>> Begin Records

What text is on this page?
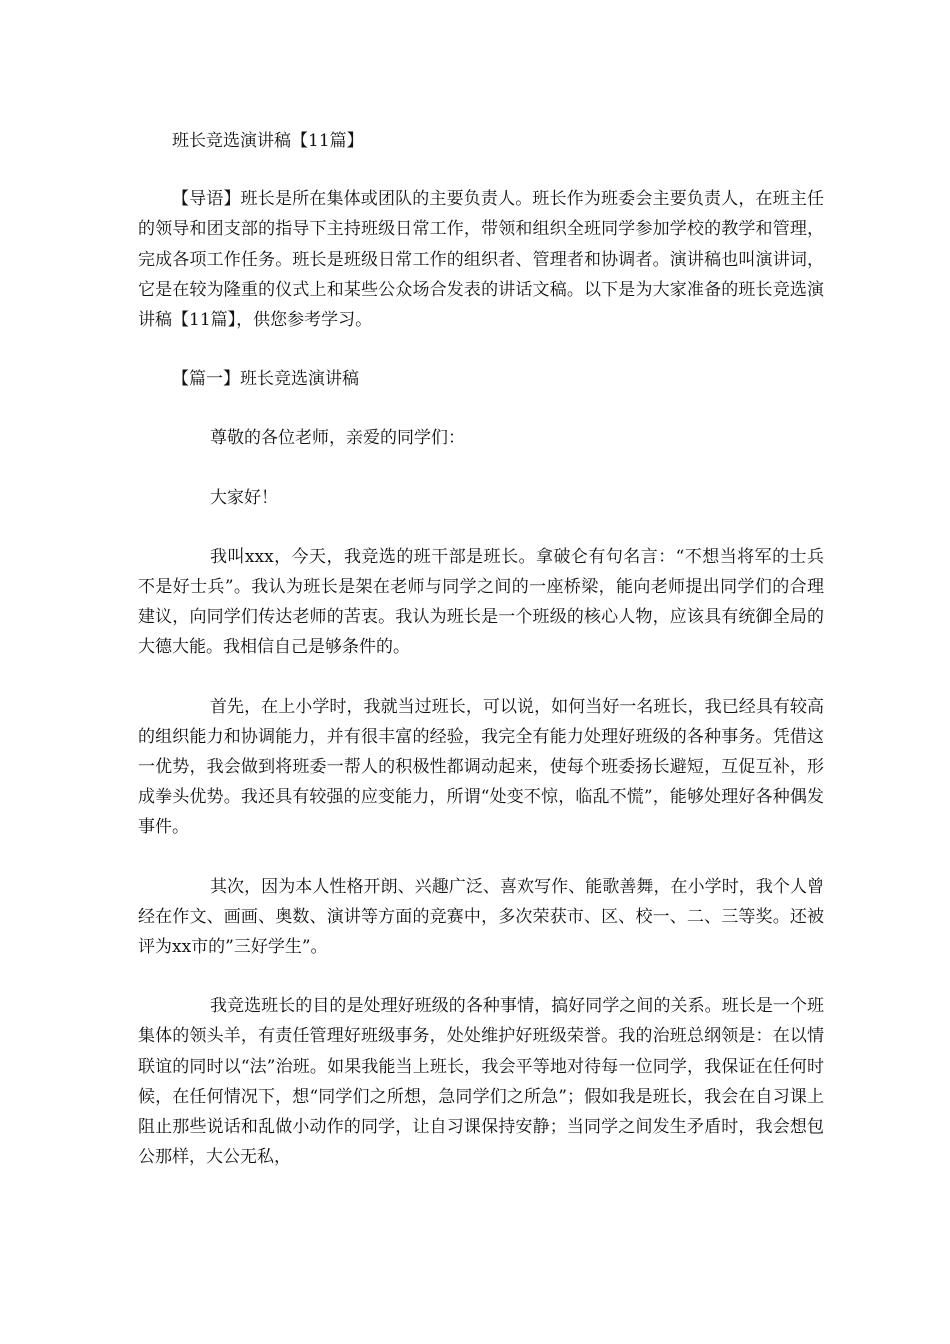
班长竞选演讲稿【11篇】

【导语】班长是所在集体或团队的主要负责人。班长作为班委会主要负责人，在班主任的领导和团支部的指导下主持班级日常工作，带领和组织全班同学参加学校的教学和管理，完成各项工作任务。班长是班级日常工作的组织者、管理者和协调者。演讲稿也叫演讲词，它是在较为隆重的仪式上和某些公众场合发表的讲话文稿。以下是为大家准备的班长竞选演讲稿【11篇】，供您参考学习。

【篇一】班长竞选演讲稿

尊敬的各位老师，亲爱的同学们：

大家好！

我叫xxx，今天，我竞选的班干部是班长。拿破仑有句名言：“不想当将军的士兵不是好士兵”。我认为班长是架在老师与同学之间的一座桥梁，能向老师提出同学们的合理建议，向同学们传达老师的苦衷。我认为班长是一个班级的核心人物，应该具有统御全局的大德大能。我相信自己是够条件的。

首先，在上小学时，我就当过班长，可以说，如何当好一名班长，我已经具有较高的组织能力和协调能力，并有很丰富的经验，我完全有能力处理好班级的各种事务。凭借这一优势，我会做到将班委一帮人的积极性都调动起来，使每个班委扬长避短，互促互补，形成拳头优势。我还具有较强的应变能力，所谓“处变不惊，临乱不慌”，能够处理好各种偶发事件。

其次，因为本人性格开朗、兴趣广泛、喜欢写作、能歌善舞，在小学时，我个人曾经在作文、画画、奥数、演讲等方面的竞赛中，多次荣获市、区、校一、二、三等奖。还被评为xx市的”三好学生”。

我竞选班长的目的是处理好班级的各种事情，搞好同学之间的关系。班长是一个班集体的领头羊，有责任管理好班级事务，处处维护好班级荣誉。我的治班总纲领是：在以情联谊的同时以“法”治班。如果我能当上班长，我会平等地对待每一位同学，我保证在任何时候，在任何情况下，想“同学们之所想，急同学们之所急”；假如我是班长，我会在自习课上阻止那些说话和乱做小动作的同学，让自习课保持安静；当同学之间发生矛盾时，我会想包公那样，大公无私，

>> End Records

Task directions
Leave the images out, please, and restate each line word for word.

Task answer
What text is on this page?
班长竞选演讲稿【11篇】

【导语】班长是所在集体或团队的主要负责人。班长作为班委会主要负责人，在班主任的领导和团支部的指导下主持班级日常工作，带领和组织全班同学参加学校的教学和管理，完成各项工作任务。班长是班级日常工作的组织者、管理者和协调者。演讲稿也叫演讲词，它是在较为隆重的仪式上和某些公众场合发表的讲话文稿。以下是为大家准备的班长竞选演讲稿【11篇】，供您参考学习。

【篇一】班长竞选演讲稿

尊敬的各位老师，亲爱的同学们：

大家好！

我叫xxx，今天，我竞选的班干部是班长。拿破仑有句名言：“不想当将军的士兵不是好士兵”。我认为班长是架在老师与同学之间的一座桥梁，能向老师提出同学们的合理建议，向同学们传达老师的苦衷。我认为班长是一个班级的核心人物，应该具有统御全局的大德大能。我相信自己是够条件的。

首先，在上小学时，我就当过班长，可以说，如何当好一名班长，我已经具有较高的组织能力和协调能力，并有很丰富的经验，我完全有能力处理好班级的各种事务。凭借这一优势，我会做到将班委一帮人的积极性都调动起来，使每个班委扬长避短，互促互补，形成拳头优势。我还具有较强的应变能力，所谓“处变不惊，临乱不慌”，能够处理好各种偶发事件。

其次，因为本人性格开朗、兴趣广泛、喜欢写作、能歌善舞，在小学时，我个人曾经在作文、画画、奥数、演讲等方面的竞赛中，多次荣获市、区、校一、二、三等奖。还被评为xx市的”三好学生”。

我竞选班长的目的是处理好班级的各种事情，搞好同学之间的关系。班长是一个班集体的领头羊，有责任管理好班级事务，处处维护好班级荣誉。我的治班总纲领是：在以情联谊的同时以“法”治班。如果我能当上班长，我会平等地对待每一位同学，我保证在任何时候，在任何情况下，想“同学们之所想，急同学们之所急”；假如我是班长，我会在自习课上阻止那些说话和乱做小动作的同学，让自习课保持安静；当同学之间发生矛盾时，我会想包公那样，大公无私，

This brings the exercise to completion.